祖父はママを見送った直後ホームで倒れ、そのまま帰らぬ人となりました。

ママは自分を責めました。
もっと一緒にいれば良かった。
東京なんかに行かなければ良かったと。
頑張って成功した姿を見せたかった。
ずっと自慢の娘でいたかった。
なのになんで。

祖父と血が繋がっていないことを聞かされたのは
初七日の朝だったそうです。
仏壇の前で泣いて謝る祖母を見つめながら
氷のように冷たくなっていく心とは裏腹に
頭の中ではずっと感じていた小さな違和感、疑問
点と点がどんどん繋がっていくのを冷静に見つめていたそうです。
このことを知らなかったのはママだけだったと言う事。
祖母がママにはどこか冷たかった事。
姉も兄も顔形が似ておらず、なぜかよそよそしい事。
ママが通るとピタッと話をやめる近所のおばさん達の愛想笑いの事。
祖父だけが守っていてくれた事。
そして、その祖父はもういない事。

┄┄┄┄┄┄

**目的 1:**
記録のうち、「cell-niveau: 3: [495, 595, 576, 623]」を含む行から「cell-duree: 70-100: [792, 868, 918, 912]」を含む行まで（両端の行を含む）だけを、「grilles」を「plateaux」に置き換え、それ以外は変えずに示してください。

要素ボックスの注釈:
┄┄┄┄┄┄

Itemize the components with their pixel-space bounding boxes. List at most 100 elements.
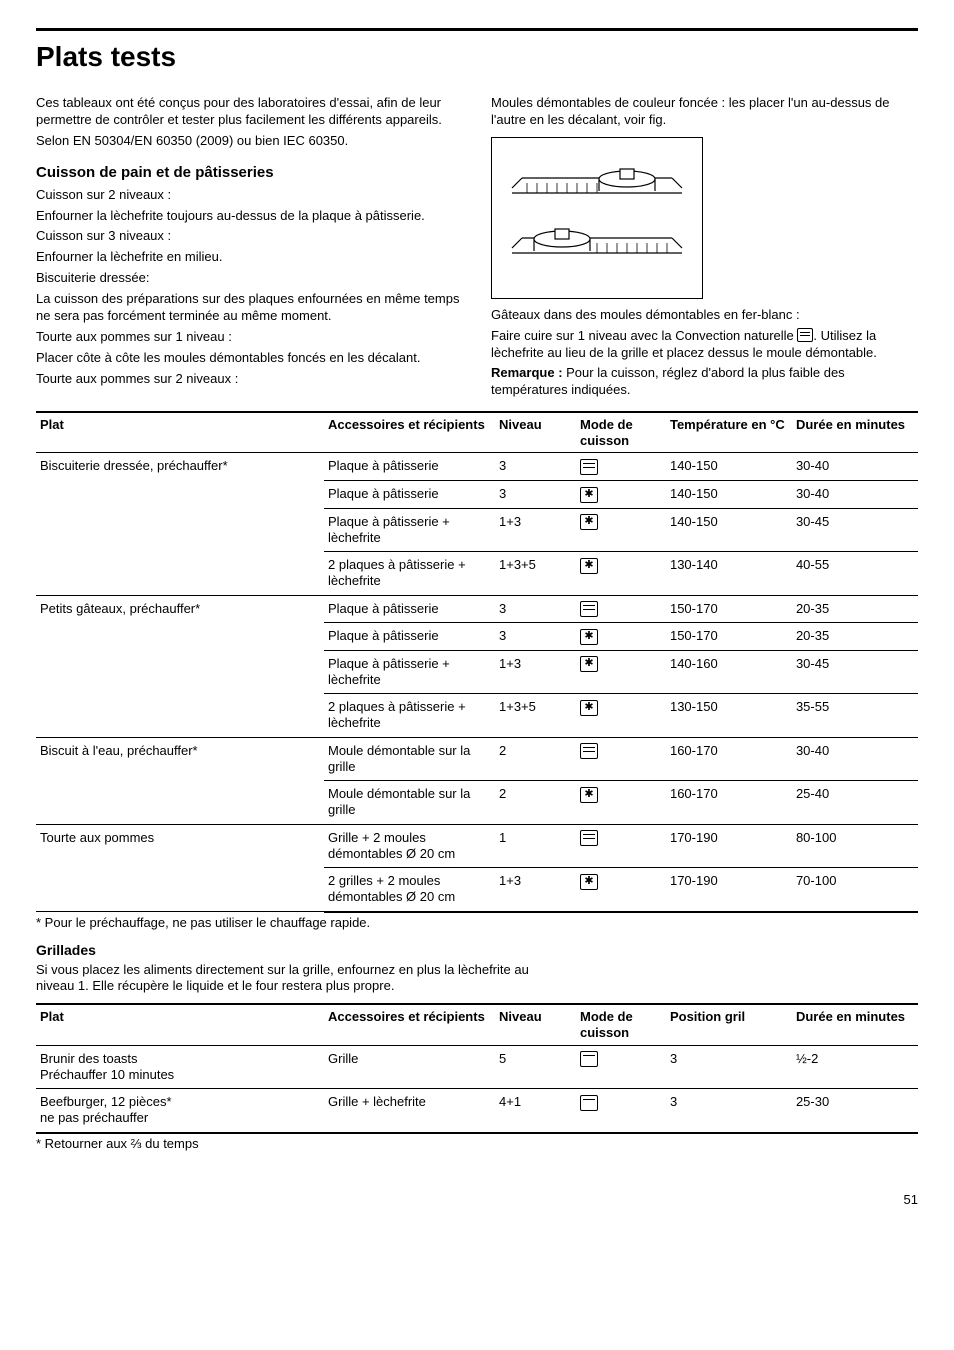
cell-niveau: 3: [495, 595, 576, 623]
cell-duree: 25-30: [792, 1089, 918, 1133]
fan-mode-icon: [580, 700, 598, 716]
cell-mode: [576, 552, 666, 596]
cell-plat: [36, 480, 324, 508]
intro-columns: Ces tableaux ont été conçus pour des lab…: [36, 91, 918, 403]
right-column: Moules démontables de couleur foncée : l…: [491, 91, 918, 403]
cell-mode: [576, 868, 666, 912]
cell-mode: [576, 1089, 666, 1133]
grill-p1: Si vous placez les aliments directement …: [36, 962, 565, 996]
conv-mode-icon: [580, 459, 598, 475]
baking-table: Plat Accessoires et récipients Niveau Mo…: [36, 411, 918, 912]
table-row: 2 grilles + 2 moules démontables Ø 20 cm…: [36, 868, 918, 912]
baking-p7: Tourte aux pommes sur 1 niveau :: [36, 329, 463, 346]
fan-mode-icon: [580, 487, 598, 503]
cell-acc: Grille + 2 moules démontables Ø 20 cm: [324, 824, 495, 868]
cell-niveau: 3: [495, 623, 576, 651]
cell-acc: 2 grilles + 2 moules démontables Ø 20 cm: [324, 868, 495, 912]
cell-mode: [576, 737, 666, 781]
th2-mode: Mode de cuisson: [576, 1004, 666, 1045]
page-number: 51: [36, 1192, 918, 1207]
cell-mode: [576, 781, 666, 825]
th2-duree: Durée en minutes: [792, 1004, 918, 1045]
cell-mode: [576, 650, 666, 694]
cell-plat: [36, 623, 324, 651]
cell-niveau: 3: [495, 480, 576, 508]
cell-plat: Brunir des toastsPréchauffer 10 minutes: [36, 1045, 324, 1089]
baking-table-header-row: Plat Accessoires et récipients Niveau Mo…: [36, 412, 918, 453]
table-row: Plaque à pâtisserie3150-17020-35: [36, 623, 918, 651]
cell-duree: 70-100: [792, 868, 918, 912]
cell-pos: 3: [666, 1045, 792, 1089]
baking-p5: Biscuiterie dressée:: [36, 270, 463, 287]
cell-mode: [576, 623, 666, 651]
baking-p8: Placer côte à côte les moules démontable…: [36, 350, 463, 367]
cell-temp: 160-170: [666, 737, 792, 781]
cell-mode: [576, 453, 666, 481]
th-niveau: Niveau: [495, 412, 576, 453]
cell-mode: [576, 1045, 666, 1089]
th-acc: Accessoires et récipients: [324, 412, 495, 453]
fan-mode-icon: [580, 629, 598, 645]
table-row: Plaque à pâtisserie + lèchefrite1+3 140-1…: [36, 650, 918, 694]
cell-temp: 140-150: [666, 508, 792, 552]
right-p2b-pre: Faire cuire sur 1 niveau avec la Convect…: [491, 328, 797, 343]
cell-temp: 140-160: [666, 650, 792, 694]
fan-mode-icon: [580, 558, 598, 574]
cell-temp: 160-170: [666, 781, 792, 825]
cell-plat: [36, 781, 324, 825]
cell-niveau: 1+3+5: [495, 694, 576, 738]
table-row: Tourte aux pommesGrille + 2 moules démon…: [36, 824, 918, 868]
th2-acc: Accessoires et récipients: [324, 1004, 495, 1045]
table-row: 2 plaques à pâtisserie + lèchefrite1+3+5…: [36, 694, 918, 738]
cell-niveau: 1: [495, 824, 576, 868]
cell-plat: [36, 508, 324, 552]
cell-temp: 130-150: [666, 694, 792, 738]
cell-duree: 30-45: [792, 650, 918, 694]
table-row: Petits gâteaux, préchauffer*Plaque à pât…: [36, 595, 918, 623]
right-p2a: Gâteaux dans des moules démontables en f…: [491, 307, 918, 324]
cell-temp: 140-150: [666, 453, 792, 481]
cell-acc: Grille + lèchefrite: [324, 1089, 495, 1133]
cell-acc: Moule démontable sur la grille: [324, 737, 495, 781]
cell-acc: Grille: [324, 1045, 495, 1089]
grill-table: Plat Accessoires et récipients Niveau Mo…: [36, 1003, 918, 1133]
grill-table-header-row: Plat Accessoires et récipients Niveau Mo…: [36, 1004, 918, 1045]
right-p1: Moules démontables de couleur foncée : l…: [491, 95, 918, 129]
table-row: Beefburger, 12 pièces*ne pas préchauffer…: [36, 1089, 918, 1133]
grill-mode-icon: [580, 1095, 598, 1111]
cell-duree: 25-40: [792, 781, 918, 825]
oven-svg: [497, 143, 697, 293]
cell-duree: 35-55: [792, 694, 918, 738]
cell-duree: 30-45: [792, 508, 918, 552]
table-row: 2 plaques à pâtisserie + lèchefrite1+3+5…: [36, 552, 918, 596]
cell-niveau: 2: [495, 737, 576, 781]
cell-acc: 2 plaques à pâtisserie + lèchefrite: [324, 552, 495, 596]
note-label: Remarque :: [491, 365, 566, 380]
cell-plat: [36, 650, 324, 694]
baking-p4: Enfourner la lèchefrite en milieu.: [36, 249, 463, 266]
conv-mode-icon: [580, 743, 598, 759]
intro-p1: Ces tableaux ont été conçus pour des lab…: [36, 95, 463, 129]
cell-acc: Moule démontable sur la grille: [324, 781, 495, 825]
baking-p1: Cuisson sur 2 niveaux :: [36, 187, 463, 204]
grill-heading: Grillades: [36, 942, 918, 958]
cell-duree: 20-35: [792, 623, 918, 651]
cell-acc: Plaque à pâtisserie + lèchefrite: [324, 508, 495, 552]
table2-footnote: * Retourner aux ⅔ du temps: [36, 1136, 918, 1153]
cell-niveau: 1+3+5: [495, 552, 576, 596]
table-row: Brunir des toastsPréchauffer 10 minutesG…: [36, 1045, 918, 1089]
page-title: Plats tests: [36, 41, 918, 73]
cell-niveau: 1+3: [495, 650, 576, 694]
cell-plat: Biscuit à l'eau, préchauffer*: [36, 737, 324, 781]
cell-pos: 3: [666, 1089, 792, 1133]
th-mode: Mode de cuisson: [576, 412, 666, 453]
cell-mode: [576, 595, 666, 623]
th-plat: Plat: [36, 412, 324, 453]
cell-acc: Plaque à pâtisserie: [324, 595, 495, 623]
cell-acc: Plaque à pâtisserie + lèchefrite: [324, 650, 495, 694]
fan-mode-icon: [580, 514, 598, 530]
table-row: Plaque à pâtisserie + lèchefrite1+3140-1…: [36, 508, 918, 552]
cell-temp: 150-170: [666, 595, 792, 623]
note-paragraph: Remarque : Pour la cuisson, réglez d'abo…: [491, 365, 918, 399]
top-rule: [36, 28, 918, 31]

┄┄┄┄┄┄

**目的 2:**
祖父の死をめぐる文章の全文を、一字も変えずに再現してください。

**回答 1:**
cell-niveau: 3: [495, 595, 576, 623]
cell-duree: 25-30: [792, 1089, 918, 1133]
fan-mode-icon: [580, 700, 598, 716]
cell-mode: [576, 552, 666, 596]
cell-plat: [36, 480, 324, 508]
intro-columns: Ces tableaux ont été conçus pour des lab…: [36, 91, 918, 403]
right-column: Moules démontables de couleur foncée : l…: [491, 91, 918, 403]
cell-mode: [576, 868, 666, 912]
cell-mode: [576, 1089, 666, 1133]
grill-p1: Si vous placez les aliments directement …: [36, 962, 565, 996]
conv-mode-icon: [580, 459, 598, 475]
baking-table: Plat Accessoires et récipients Niveau Mo…: [36, 411, 918, 912]
table-row: 2 plateaux + 2 moules démontables Ø 20 cm…: [36, 868, 918, 912]
baking-p7: Tourte aux pommes sur 1 niveau :: [36, 329, 463, 346]
fan-mode-icon: [580, 487, 598, 503]
cell-acc: Grille + 2 moules démontables Ø 20 cm: [324, 824, 495, 868]
cell-niveau: 3: [495, 623, 576, 651]
cell-acc: 2 plateaux + 2 moules démontables Ø 20 cm: [324, 868, 495, 912]
cell-mode: [576, 737, 666, 781]
th2-mode: Mode de cuisson: [576, 1004, 666, 1045]
page-number: 51: [36, 1192, 918, 1207]
cell-mode: [576, 781, 666, 825]
th2-duree: Durée en minutes: [792, 1004, 918, 1045]
cell-mode: [576, 650, 666, 694]
cell-plat: [36, 623, 324, 651]
cell-niveau: 3: [495, 480, 576, 508]
cell-plat: Brunir des toastsPréchauffer 10 minutes: [36, 1045, 324, 1089]
baking-table-header-row: Plat Accessoires et récipients Niveau Mo…: [36, 412, 918, 453]
table-row: Plaque à pâtisserie3150-17020-35: [36, 623, 918, 651]
cell-duree: 70-100: [792, 868, 918, 912]

**回答 2:**
祖父はママを見送った直後ホームで倒れ、そのまま帰らぬ人となりました。

ママは自分を責めました。
もっと一緒にいれば良かった。
東京なんかに行かなければ良かったと。
頑張って成功した姿を見せたかった。
ずっと自慢の娘でいたかった。
なのになんで。

祖父と血が繋がっていないことを聞かされたのは
初七日の朝だったそうです。
仏壇の前で泣いて謝る祖母を見つめながら
氷のように冷たくなっていく心とは裏腹に
頭の中ではずっと感じていた小さな違和感、疑問
点と点がどんどん繋がっていくのを冷静に見つめていたそうです。
このことを知らなかったのはママだけだったと言う事。
祖母がママにはどこか冷たかった事。
姉も兄も顔形が似ておらず、なぜかよそよそしい事。
ママが通るとピタッと話をやめる近所のおばさん達の愛想笑いの事。
祖父だけが守っていてくれた事。
そして、その祖父はもういない事。